--- start The records ---
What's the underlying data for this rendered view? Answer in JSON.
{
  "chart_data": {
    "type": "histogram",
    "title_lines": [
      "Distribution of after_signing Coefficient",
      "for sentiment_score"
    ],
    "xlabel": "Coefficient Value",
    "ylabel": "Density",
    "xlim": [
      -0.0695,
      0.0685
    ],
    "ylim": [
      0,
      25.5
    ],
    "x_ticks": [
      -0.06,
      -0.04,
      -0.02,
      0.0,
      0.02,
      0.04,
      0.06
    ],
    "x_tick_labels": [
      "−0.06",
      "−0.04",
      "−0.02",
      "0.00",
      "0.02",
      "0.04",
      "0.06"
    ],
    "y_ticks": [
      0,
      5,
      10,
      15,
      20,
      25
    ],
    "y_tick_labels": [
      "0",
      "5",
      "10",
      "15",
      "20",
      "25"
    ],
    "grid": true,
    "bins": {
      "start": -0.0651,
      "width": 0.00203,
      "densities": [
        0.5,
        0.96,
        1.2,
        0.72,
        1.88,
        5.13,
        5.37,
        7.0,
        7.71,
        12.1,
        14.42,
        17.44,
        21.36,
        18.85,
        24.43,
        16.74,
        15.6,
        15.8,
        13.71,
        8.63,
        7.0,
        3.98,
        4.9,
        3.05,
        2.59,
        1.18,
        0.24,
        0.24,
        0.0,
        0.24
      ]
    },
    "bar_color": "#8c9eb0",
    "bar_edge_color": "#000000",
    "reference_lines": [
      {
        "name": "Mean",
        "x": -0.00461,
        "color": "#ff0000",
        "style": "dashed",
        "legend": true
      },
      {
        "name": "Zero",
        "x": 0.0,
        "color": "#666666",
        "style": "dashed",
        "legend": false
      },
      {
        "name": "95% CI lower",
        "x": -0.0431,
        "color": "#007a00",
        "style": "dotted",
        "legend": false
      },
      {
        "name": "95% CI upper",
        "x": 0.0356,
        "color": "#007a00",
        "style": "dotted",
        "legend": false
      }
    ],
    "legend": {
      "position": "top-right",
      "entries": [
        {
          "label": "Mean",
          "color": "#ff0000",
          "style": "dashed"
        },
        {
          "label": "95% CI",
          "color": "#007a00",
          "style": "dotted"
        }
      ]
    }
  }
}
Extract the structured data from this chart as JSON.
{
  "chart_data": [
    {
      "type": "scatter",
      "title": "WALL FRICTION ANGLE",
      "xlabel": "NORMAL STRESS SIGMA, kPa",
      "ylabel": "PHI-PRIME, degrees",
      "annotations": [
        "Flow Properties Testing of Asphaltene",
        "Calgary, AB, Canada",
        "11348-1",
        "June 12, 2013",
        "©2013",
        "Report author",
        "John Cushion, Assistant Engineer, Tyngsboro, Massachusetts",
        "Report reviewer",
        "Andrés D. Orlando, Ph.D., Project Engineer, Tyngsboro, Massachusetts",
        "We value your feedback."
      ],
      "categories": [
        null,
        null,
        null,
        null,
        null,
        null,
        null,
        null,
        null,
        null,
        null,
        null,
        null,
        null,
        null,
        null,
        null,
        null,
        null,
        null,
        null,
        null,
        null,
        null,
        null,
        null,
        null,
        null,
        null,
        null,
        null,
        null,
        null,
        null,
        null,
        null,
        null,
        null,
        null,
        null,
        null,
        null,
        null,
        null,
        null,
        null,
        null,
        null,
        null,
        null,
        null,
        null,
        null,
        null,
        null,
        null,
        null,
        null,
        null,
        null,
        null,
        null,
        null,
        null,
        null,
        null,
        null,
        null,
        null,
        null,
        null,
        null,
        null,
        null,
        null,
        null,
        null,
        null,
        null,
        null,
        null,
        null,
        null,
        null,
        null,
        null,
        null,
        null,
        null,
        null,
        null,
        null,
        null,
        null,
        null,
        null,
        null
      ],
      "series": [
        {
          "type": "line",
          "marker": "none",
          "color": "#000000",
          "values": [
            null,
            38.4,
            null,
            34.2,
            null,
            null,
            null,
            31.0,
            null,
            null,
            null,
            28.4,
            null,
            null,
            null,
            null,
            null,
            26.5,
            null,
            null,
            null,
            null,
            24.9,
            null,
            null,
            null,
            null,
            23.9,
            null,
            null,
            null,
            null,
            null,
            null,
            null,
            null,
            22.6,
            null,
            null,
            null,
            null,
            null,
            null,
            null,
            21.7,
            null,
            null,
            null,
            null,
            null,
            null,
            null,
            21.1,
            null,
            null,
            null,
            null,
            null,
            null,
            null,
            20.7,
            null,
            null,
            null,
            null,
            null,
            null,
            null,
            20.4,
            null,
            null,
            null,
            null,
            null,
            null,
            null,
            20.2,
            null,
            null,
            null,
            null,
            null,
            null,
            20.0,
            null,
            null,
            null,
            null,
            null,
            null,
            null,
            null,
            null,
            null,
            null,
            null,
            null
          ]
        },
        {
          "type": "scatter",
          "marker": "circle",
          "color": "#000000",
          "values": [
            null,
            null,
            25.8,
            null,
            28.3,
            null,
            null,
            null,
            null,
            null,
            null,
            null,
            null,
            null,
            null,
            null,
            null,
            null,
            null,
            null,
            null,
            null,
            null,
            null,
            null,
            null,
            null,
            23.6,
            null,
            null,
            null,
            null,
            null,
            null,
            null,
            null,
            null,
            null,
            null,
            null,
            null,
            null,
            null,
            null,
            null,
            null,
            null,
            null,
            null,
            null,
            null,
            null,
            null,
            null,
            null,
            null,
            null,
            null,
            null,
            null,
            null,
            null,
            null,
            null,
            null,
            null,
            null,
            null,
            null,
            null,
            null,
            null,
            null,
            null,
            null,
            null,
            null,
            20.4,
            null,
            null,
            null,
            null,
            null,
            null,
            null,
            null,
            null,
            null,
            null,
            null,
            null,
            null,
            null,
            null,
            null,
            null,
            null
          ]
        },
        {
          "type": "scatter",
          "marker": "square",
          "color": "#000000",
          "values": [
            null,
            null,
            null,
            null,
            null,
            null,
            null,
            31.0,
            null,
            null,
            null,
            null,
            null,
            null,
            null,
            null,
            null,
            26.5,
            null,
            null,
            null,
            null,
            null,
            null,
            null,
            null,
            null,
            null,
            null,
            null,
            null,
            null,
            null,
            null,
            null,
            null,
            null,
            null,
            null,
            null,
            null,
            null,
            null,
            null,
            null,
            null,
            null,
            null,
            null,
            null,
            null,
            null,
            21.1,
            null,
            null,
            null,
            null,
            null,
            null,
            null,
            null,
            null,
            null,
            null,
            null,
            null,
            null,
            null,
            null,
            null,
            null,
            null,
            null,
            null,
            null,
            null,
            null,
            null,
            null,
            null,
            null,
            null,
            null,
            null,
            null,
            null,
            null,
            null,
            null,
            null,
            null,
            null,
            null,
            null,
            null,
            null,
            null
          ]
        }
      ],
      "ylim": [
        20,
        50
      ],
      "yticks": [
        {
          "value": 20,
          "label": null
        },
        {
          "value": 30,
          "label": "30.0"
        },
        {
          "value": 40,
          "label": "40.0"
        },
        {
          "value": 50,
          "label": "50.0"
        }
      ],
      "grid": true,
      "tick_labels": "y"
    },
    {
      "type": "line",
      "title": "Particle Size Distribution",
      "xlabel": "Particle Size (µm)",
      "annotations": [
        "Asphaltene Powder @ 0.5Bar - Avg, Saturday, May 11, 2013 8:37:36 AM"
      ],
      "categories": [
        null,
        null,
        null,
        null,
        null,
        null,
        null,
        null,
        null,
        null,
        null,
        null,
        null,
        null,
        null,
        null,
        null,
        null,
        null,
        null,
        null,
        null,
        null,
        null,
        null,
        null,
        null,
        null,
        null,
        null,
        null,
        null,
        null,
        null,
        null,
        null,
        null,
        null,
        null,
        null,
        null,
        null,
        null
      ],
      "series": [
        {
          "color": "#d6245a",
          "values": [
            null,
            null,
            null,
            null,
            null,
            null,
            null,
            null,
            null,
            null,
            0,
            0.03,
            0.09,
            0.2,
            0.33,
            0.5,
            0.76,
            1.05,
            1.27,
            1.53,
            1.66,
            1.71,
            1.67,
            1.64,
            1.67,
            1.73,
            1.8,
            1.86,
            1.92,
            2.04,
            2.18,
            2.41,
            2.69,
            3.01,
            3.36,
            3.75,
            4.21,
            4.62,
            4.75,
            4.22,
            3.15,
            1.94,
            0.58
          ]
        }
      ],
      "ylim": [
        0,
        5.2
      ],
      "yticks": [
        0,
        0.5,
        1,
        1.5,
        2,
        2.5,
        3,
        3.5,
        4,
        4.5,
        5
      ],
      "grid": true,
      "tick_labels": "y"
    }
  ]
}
--- end The records ---
## Directions for this task:
Count the lines that hold the string "Asphaltene", and reply with that number alone.

## Finished task:
2